Work to be completed: List every line below containing "连接成功".

Dataset rows
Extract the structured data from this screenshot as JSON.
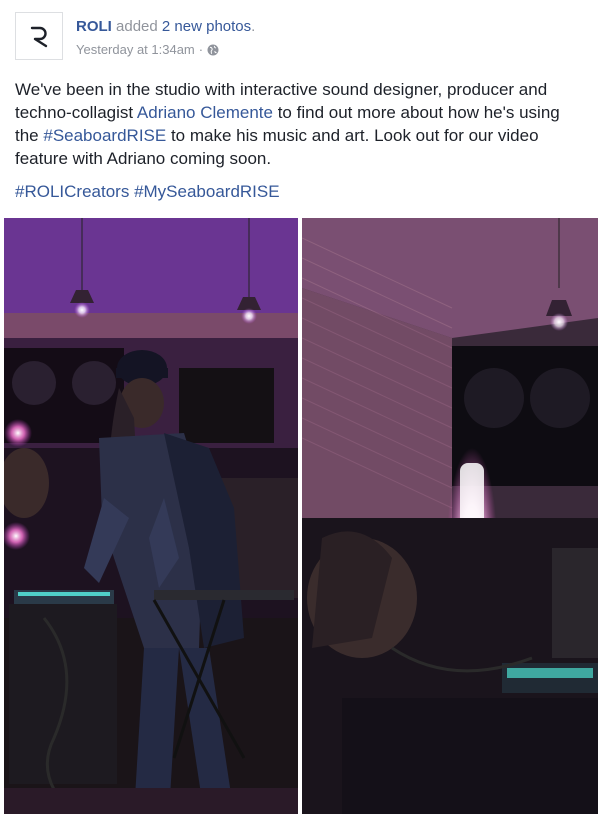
{
  "post": {
    "author": "ROLI",
    "action_prefix": "added",
    "action_link": "2 new photos",
    "action_suffix": ".",
    "timestamp": "Yesterday at 1:34am",
    "separator": "·",
    "privacy_icon": "globe-icon",
    "avatar_icon": "roli-logo-icon",
    "text_part1": "We've been in the studio with interactive sound designer, producer and techno-collagist ",
    "mention": "Adriano Clemente",
    "text_part2": " to find out more about how he's using the ",
    "hashtag_inline": "#SeaboardRISE",
    "text_part3": " to make his music and art. Look out for our video feature with Adriano coming soon.",
    "hashtags": [
      "#ROLICreators",
      "#MySeaboardRISE"
    ]
  },
  "photos": [
    {
      "name": "photo-1"
    },
    {
      "name": "photo-2"
    }
  ],
  "colors": {
    "link": "#365899",
    "meta": "#90949c",
    "text": "#1d2129"
  }
}
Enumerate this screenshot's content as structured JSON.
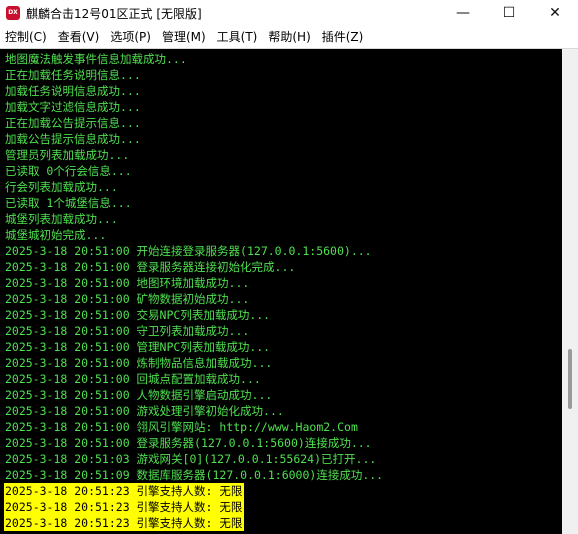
{
  "window": {
    "icon_text": "DX",
    "title": "麒麟合击12号01区正式 [无限版]",
    "minimize_glyph": "—",
    "maximize_glyph": "☐",
    "close_glyph": "✕"
  },
  "menu": [
    {
      "label": "控制(C)"
    },
    {
      "label": "查看(V)"
    },
    {
      "label": "选项(P)"
    },
    {
      "label": "管理(M)"
    },
    {
      "label": "工具(T)"
    },
    {
      "label": "帮助(H)"
    },
    {
      "label": "插件(Z)"
    }
  ],
  "console": {
    "lines": [
      "地图魔法触发事件信息加载成功...",
      "正在加载任务说明信息...",
      "加载任务说明信息成功...",
      "加载文字过滤信息成功...",
      "正在加载公告提示信息...",
      "加载公告提示信息成功...",
      "管理员列表加载成功...",
      "已读取 0个行会信息...",
      "行会列表加载成功...",
      "已读取 1个城堡信息...",
      "城堡列表加载成功...",
      "城堡城初始完成...",
      "2025-3-18 20:51:00 开始连接登录服务器(127.0.0.1:5600)...",
      "2025-3-18 20:51:00 登录服务器连接初始化完成...",
      "2025-3-18 20:51:00 地图环境加载成功...",
      "2025-3-18 20:51:00 矿物数据初始成功...",
      "2025-3-18 20:51:00 交易NPC列表加载成功...",
      "2025-3-18 20:51:00 守卫列表加载成功...",
      "2025-3-18 20:51:00 管理NPC列表加载成功...",
      "2025-3-18 20:51:00 炼制物品信息加载成功...",
      "2025-3-18 20:51:00 回城点配置加载成功...",
      "2025-3-18 20:51:00 人物数据引擎启动成功...",
      "2025-3-18 20:51:00 游戏处理引擎初始化成功...",
      "2025-3-18 20:51:00 翎风引擎网站: http://www.Haom2.Com",
      "2025-3-18 20:51:00 登录服务器(127.0.0.1:5600)连接成功...",
      "2025-3-18 20:51:03 游戏网关[0](127.0.0.1:55624)已打开...",
      "2025-3-18 20:51:09 数据库服务器(127.0.0.1:6000)连接成功..."
    ],
    "highlighted_lines": [
      "2025-3-18 20:51:23 引擎支持人数: 无限",
      "2025-3-18 20:51:23 引擎支持人数: 无限",
      "2025-3-18 20:51:23 引擎支持人数: 无限"
    ],
    "text_color": "#4fe04f",
    "highlight_color": "#ffff00"
  }
}
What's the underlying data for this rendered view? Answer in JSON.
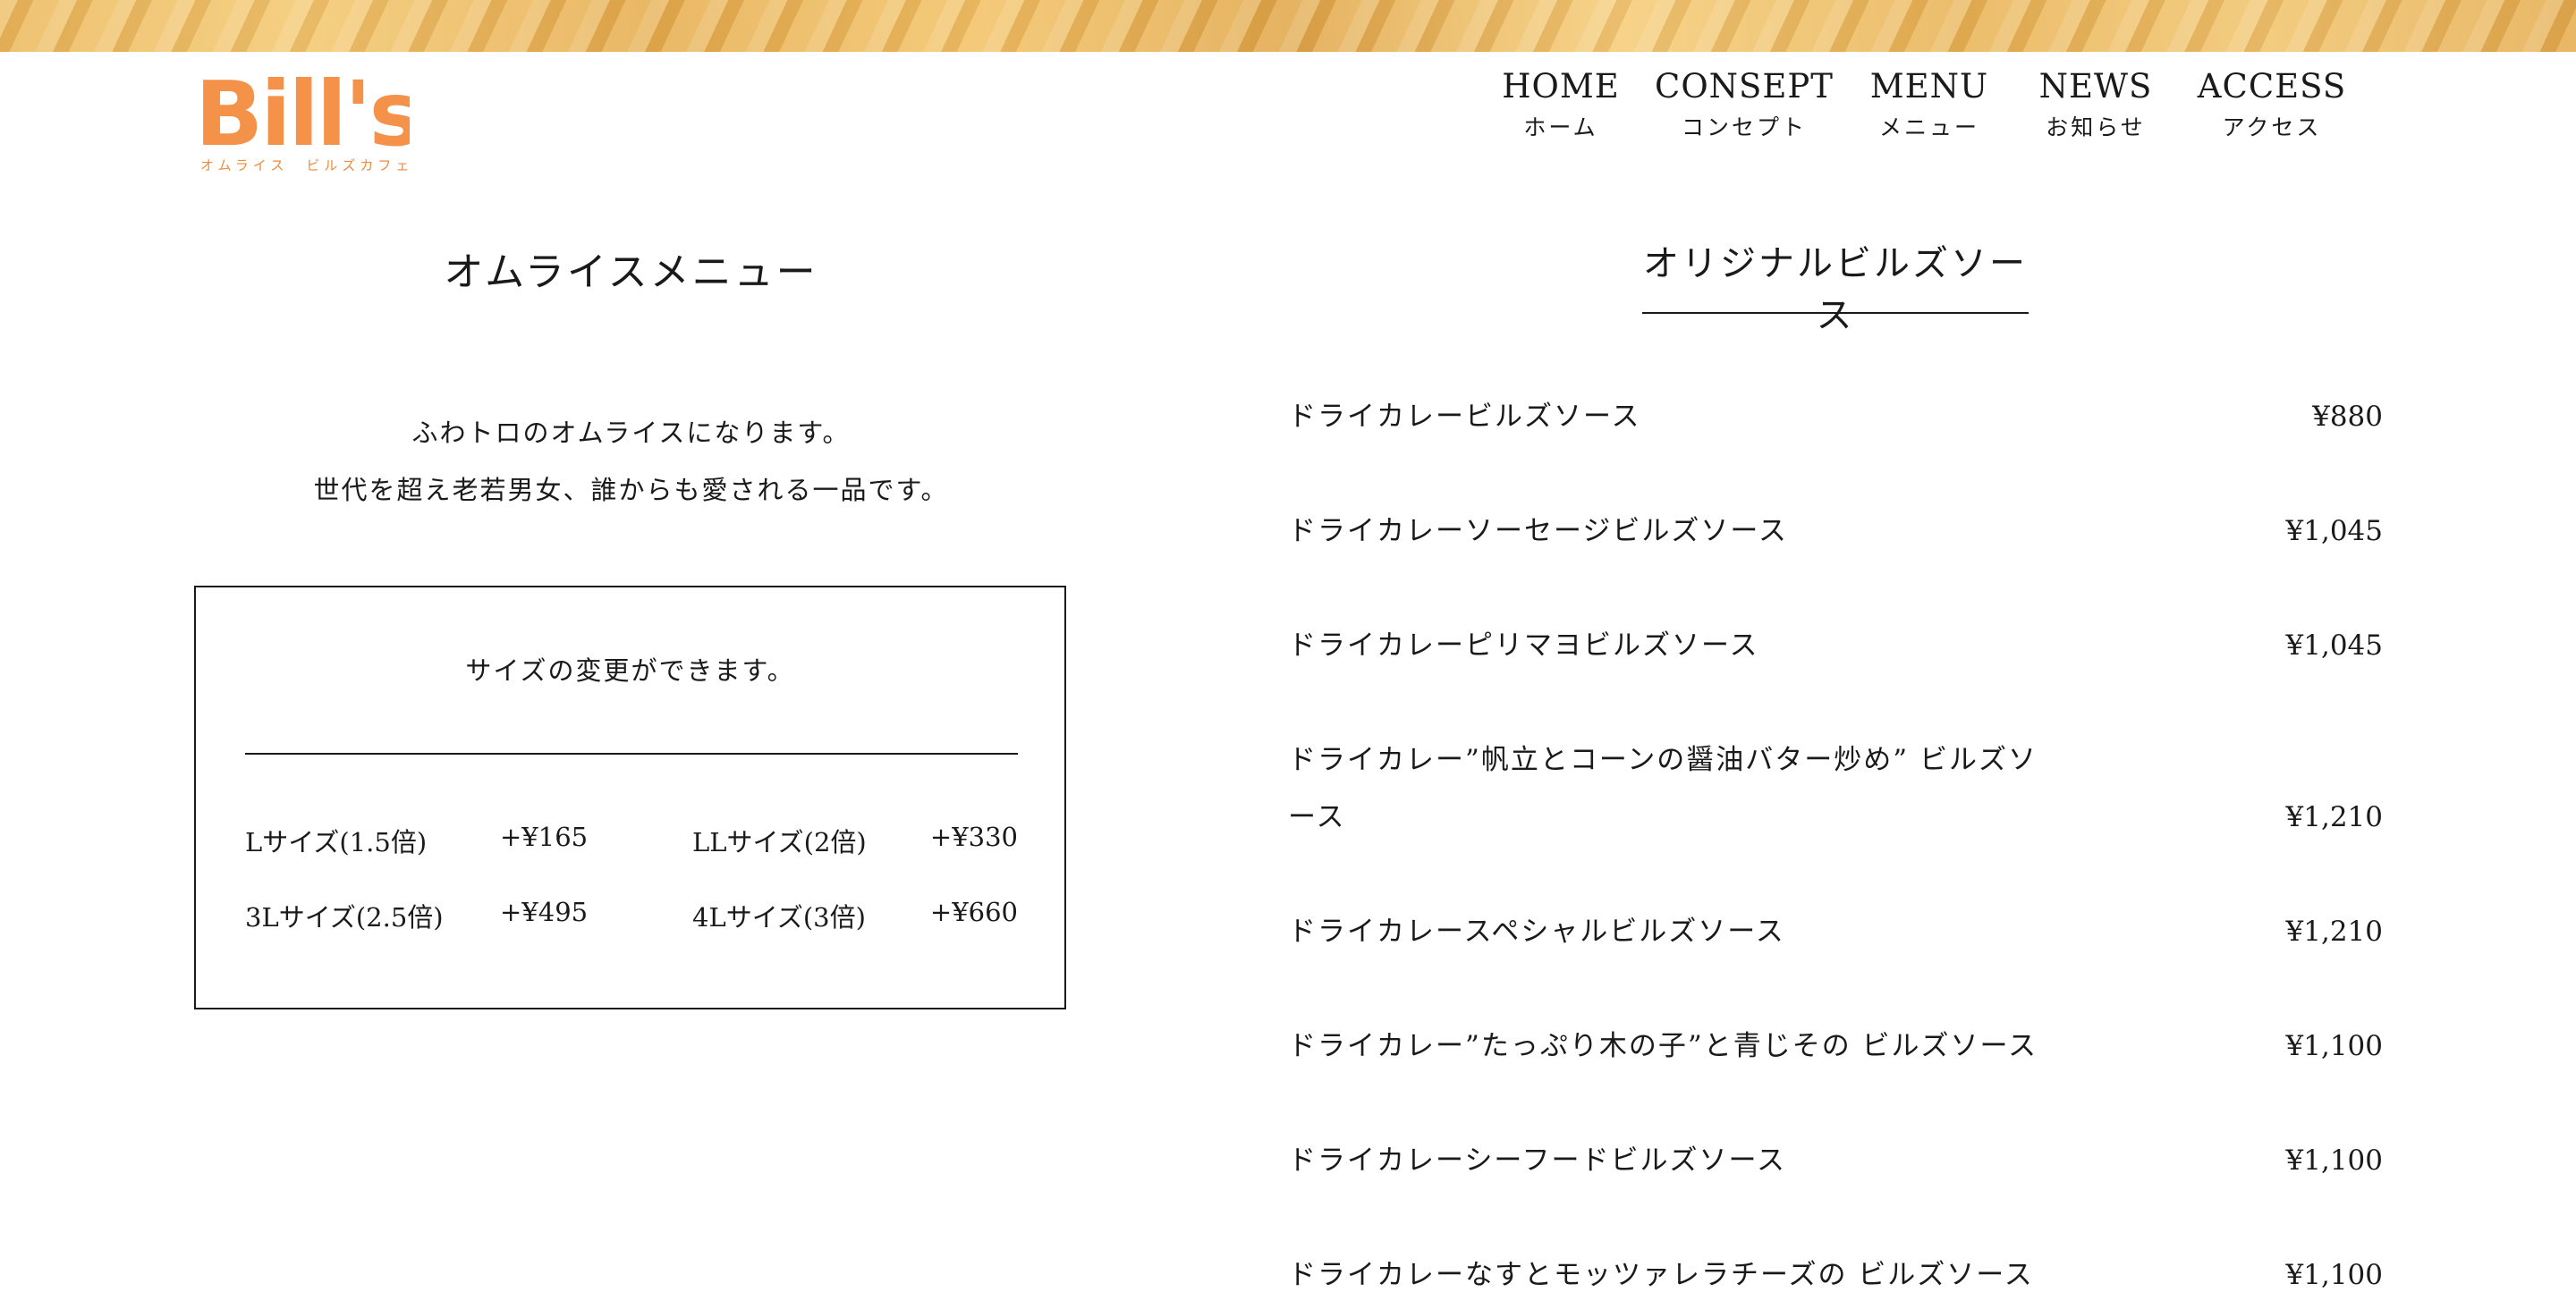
{
  "brand": {
    "logo_text": "Bill's",
    "logo_sub": "オムライス　ビルズカフェ",
    "color": "#f5924a"
  },
  "nav": [
    {
      "en": "HOME",
      "jp": "ホーム"
    },
    {
      "en": "CONSEPT",
      "jp": "コンセプト"
    },
    {
      "en": "MENU",
      "jp": "メニュー"
    },
    {
      "en": "NEWS",
      "jp": "お知らせ"
    },
    {
      "en": "ACCESS",
      "jp": "アクセス"
    }
  ],
  "left": {
    "title": "オムライスメニュー",
    "intro_line1": "ふわトロのオムライスになります。",
    "intro_line2": "世代を超え老若男女、誰からも愛される一品です。",
    "size_box": {
      "title": "サイズの変更ができます。",
      "options": [
        {
          "label": "Lサイズ(1.5倍)",
          "price": "+¥165"
        },
        {
          "label": "LLサイズ(2倍)",
          "price": "+¥330"
        },
        {
          "label": "3Lサイズ(2.5倍)",
          "price": "+¥495"
        },
        {
          "label": "4Lサイズ(3倍)",
          "price": "+¥660"
        }
      ]
    }
  },
  "right": {
    "title": "オリジナルビルズソース",
    "items": [
      {
        "name": "ドライカレービルズソース",
        "price": "¥880"
      },
      {
        "name": "ドライカレーソーセージビルズソース",
        "price": "¥1,045"
      },
      {
        "name": "ドライカレーピリマヨビルズソース",
        "price": "¥1,045"
      },
      {
        "name": "ドライカレー”帆立とコーンの醤油バター炒め” ビルズソース",
        "price": "¥1,210"
      },
      {
        "name": "ドライカレースペシャルビルズソース",
        "price": "¥1,210"
      },
      {
        "name": "ドライカレー”たっぷり木の子”と青じその ビルズソース",
        "price": "¥1,100"
      },
      {
        "name": "ドライカレーシーフードビルズソース",
        "price": "¥1,100"
      },
      {
        "name": "ドライカレーなすとモッツァレラチーズの ビルズソース",
        "price": "¥1,100"
      }
    ]
  }
}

Task output:
      "2025-3-18 20:51:00 登录服务器(127.0.0.1:5600)连接成功...",
      "2025-3-18 20:51:09 数据库服务器(127.0.0.1:6000)连接成功..."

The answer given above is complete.